-- Aim --
Note each line that includes the word "remain". Copy those lines.

[Start Supplied data]

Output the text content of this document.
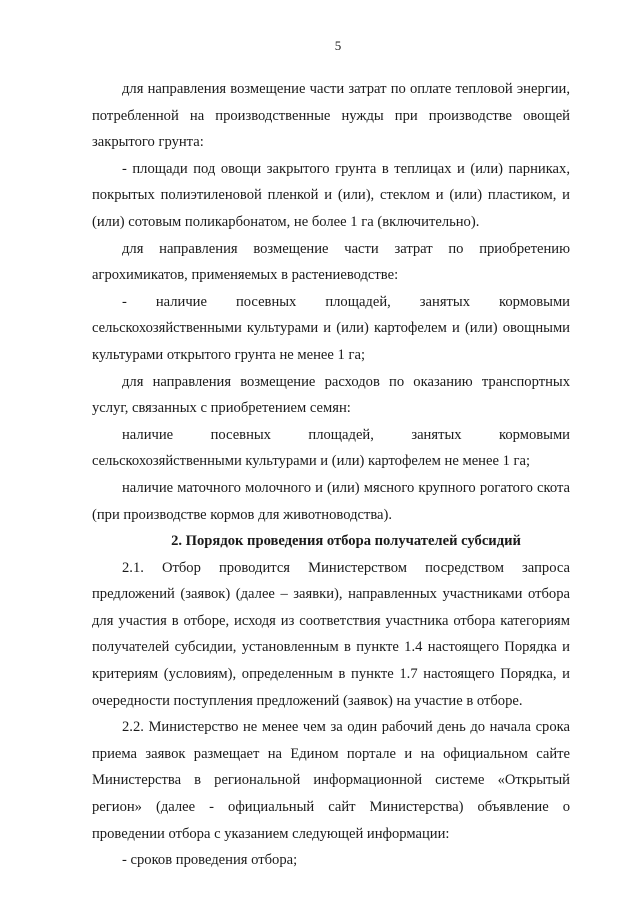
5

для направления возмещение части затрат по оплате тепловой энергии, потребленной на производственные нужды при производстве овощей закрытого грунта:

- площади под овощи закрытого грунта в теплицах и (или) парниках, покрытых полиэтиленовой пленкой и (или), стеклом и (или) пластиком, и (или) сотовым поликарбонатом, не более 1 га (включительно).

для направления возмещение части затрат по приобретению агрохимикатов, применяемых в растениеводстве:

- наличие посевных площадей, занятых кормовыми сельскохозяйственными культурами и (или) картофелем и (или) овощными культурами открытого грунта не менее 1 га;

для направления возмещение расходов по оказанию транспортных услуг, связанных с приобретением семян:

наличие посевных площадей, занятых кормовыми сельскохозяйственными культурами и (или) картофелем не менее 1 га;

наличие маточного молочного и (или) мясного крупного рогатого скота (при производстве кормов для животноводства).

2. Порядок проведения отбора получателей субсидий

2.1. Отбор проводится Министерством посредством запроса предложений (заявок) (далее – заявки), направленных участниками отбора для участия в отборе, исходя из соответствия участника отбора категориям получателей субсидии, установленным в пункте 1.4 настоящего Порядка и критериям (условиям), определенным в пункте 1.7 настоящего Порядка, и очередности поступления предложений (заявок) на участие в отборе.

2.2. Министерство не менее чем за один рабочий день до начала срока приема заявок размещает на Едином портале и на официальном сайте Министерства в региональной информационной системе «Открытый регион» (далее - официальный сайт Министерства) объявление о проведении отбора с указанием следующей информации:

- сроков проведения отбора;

[End Supplied data]
[Start Supplied data]

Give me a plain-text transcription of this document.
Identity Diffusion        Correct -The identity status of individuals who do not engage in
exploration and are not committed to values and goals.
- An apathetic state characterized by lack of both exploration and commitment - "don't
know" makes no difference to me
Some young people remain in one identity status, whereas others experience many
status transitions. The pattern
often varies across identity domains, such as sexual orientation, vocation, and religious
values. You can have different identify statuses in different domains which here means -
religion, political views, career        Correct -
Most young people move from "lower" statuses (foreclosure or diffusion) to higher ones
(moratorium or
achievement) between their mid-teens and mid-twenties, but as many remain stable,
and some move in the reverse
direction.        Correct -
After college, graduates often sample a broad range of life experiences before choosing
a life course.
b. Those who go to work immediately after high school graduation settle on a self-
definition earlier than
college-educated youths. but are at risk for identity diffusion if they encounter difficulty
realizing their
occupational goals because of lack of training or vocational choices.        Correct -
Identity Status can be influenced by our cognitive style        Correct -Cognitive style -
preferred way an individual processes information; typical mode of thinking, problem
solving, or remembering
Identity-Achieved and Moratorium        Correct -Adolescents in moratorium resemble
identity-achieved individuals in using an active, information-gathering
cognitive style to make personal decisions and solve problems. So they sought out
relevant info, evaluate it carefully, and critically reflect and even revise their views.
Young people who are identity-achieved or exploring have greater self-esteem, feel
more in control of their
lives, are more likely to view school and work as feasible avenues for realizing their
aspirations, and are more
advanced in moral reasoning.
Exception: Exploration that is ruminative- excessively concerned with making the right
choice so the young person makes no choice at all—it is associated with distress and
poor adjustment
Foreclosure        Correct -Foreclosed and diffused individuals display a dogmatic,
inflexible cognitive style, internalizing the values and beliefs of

[End Supplied data]
[Start Supplied data]

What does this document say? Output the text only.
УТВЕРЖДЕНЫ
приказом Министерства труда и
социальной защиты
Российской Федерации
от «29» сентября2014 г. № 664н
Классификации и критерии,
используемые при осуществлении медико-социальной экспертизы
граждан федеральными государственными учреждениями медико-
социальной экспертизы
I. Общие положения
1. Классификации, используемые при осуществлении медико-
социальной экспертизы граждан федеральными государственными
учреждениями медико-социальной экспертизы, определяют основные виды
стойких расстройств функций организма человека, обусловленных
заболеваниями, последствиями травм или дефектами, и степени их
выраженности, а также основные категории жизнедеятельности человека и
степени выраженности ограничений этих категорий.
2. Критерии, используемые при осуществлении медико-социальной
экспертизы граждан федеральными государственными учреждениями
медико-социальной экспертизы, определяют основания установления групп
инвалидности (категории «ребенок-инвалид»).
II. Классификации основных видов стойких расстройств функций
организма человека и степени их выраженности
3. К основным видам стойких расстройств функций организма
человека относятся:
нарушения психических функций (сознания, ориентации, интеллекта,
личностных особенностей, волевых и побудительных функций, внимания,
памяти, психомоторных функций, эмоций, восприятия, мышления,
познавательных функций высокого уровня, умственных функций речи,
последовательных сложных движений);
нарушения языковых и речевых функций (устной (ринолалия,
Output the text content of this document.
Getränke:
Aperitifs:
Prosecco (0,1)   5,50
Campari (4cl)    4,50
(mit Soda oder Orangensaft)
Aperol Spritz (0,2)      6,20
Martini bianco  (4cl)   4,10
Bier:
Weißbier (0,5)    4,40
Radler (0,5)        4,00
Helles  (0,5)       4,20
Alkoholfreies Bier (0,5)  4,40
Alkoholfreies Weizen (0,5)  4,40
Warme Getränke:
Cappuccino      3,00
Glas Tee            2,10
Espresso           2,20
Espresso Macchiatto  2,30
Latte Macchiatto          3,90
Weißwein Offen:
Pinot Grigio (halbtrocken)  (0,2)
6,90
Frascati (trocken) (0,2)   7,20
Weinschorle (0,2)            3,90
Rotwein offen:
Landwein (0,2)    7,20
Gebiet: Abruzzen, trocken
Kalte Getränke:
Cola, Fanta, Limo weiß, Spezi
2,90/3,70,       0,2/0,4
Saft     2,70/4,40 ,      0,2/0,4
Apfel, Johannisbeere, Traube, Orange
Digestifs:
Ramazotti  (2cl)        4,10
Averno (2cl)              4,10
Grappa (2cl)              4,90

[End Supplied data]

-- Task result --
Some young people remain in one identity status, whereas others experience many
achievement) between their mid-teens and mid-twenties, but as many remain stable,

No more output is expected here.